• What the exercise asks
Determine how many lines contain the string "ДАПК". Reply with that figure and nothing else.

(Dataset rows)
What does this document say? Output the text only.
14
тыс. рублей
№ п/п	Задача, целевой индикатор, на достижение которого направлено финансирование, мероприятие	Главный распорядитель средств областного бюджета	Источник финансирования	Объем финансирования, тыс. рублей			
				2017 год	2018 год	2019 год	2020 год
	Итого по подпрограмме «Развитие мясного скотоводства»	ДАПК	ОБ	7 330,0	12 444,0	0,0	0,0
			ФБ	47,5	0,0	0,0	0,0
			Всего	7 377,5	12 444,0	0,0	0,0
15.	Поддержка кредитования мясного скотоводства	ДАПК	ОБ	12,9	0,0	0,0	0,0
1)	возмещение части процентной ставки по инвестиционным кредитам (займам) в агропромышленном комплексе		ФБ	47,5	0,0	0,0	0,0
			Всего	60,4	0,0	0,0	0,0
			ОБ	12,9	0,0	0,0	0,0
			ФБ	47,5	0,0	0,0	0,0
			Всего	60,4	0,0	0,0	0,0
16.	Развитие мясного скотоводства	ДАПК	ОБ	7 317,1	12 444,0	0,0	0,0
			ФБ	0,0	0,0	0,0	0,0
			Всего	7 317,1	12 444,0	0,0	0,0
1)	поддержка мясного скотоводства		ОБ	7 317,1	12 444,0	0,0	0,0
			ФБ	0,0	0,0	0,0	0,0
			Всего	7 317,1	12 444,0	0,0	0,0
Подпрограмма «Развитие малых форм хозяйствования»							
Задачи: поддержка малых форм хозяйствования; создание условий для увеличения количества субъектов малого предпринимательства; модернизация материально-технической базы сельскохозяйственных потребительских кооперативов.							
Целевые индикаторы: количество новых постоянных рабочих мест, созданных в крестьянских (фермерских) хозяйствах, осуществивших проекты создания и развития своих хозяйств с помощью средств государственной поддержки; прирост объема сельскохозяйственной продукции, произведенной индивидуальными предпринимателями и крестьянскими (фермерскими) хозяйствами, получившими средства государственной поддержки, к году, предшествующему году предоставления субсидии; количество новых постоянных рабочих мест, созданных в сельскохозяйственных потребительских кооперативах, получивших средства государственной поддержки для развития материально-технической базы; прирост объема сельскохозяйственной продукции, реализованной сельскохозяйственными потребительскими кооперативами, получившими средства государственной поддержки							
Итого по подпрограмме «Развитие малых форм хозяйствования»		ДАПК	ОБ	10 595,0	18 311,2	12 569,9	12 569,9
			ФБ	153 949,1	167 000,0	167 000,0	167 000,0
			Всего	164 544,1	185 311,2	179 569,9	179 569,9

• Exercise result
4